▼▼▼
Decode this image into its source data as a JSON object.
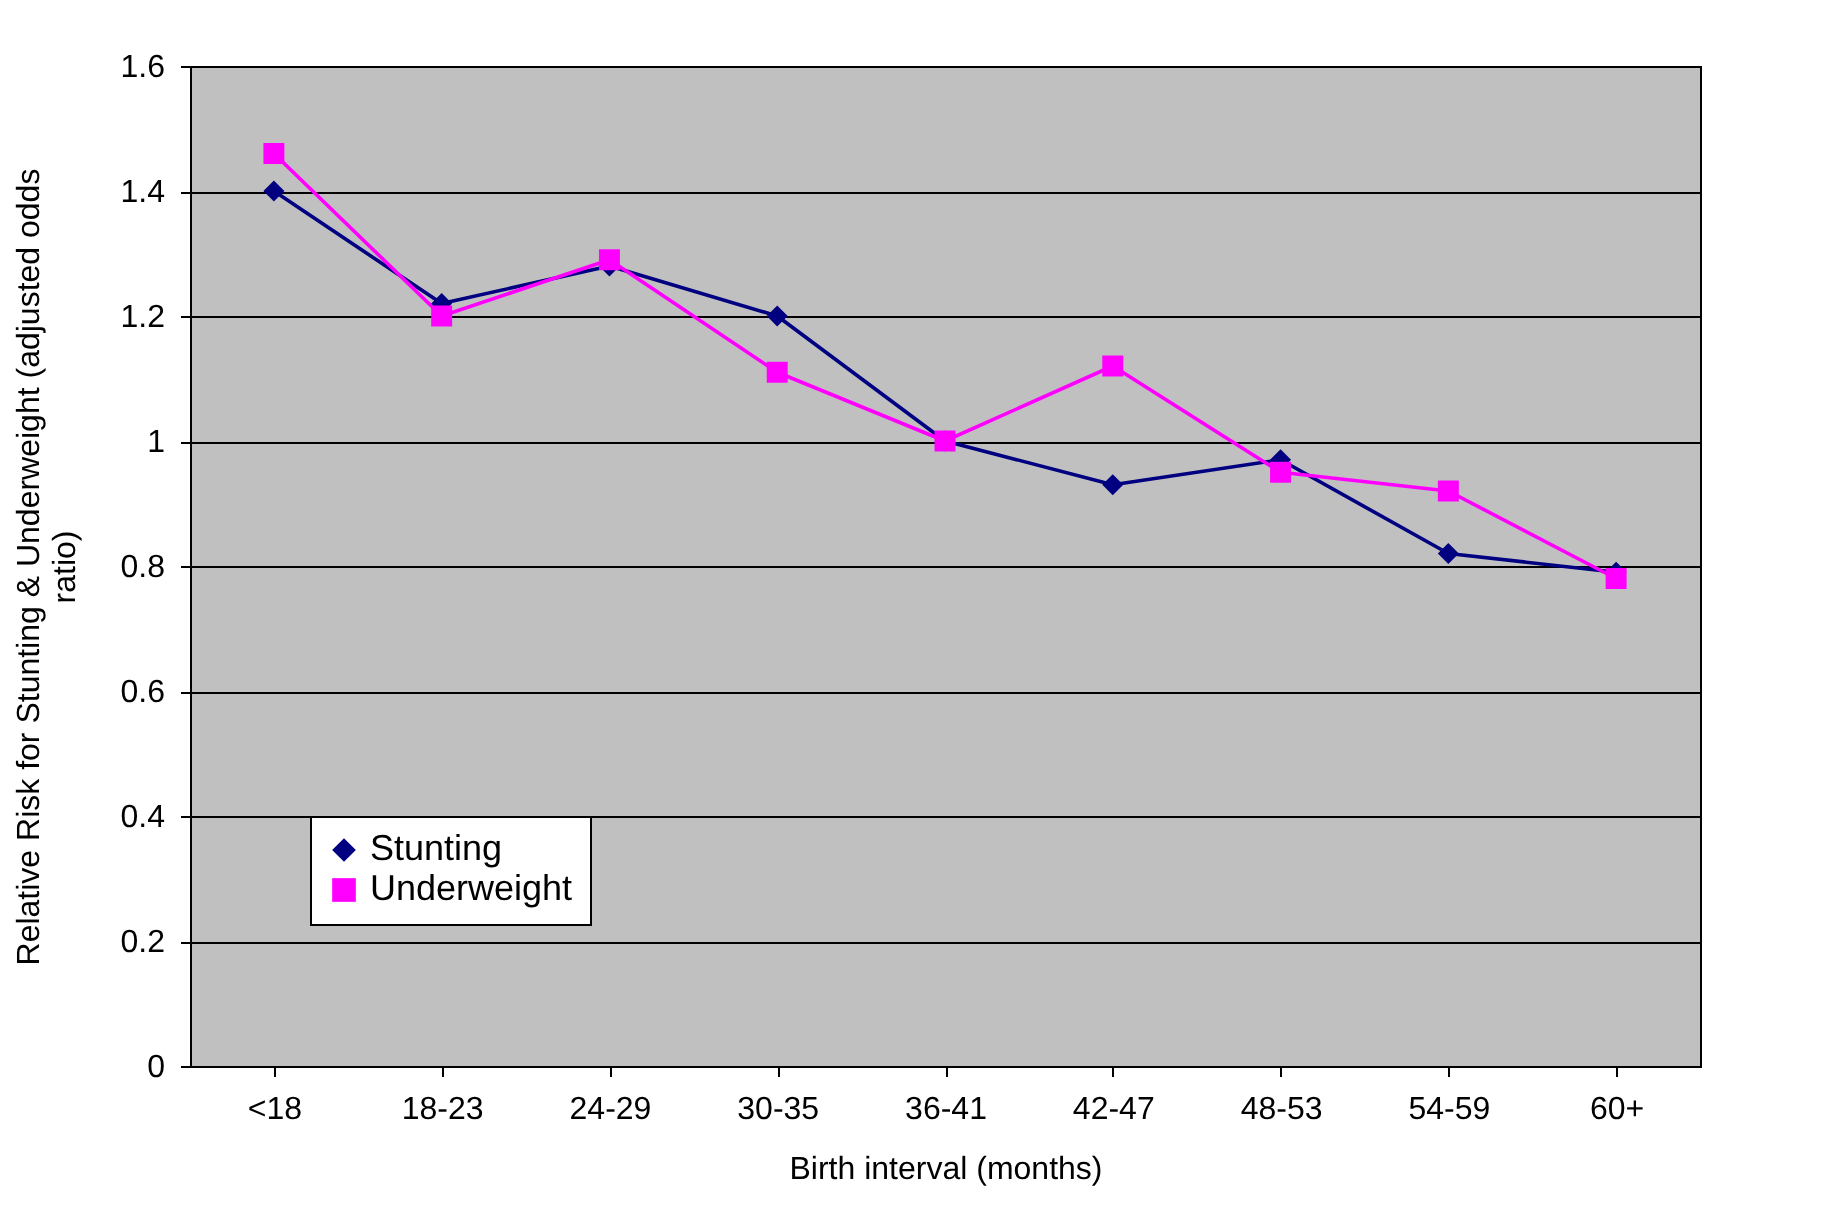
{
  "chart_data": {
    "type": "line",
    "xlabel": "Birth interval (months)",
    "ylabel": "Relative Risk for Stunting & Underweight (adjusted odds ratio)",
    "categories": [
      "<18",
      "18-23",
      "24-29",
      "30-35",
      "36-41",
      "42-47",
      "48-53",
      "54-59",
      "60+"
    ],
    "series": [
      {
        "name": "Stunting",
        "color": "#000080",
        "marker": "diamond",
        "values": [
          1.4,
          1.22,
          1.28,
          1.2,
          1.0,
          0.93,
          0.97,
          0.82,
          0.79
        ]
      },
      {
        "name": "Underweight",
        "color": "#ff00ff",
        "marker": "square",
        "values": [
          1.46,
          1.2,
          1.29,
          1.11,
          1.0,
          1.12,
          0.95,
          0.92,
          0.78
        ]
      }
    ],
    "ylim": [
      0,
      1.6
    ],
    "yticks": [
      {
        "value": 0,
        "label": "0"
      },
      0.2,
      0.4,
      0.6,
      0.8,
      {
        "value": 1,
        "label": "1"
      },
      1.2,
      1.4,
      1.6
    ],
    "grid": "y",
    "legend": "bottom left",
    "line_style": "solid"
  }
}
▲▲▲
What is asked :: Without including any pictures, print each record exactly.

Solution for this task ::
Decode this image into its source data as a JSON object.
{
  "chart_data": {
    "type": "line",
    "xlabel": "Birth interval (months)",
    "ylabel": "Relative Risk for Stunting & Underweight (adjusted odds ratio)",
    "categories": [
      "<18",
      "18-23",
      "24-29",
      "30-35",
      "36-41",
      "42-47",
      "48-53",
      "54-59",
      "60+"
    ],
    "series": [
      {
        "name": "Stunting",
        "color": "#000080",
        "marker": "diamond",
        "values": [
          1.4,
          1.22,
          1.28,
          1.2,
          1.0,
          0.93,
          0.97,
          0.82,
          0.79
        ]
      },
      {
        "name": "Underweight",
        "color": "#ff00ff",
        "marker": "square",
        "values": [
          1.46,
          1.2,
          1.29,
          1.11,
          1.0,
          1.12,
          0.95,
          0.92,
          0.78
        ]
      }
    ],
    "ylim": [
      0,
      1.6
    ],
    "yticks": [
      {
        "value": 0,
        "label": "0"
      },
      0.2,
      0.4,
      0.6,
      0.8,
      {
        "value": 1,
        "label": "1"
      },
      1.2,
      1.4,
      1.6
    ],
    "grid": "y",
    "legend": "bottom left",
    "line_style": "solid"
  }
}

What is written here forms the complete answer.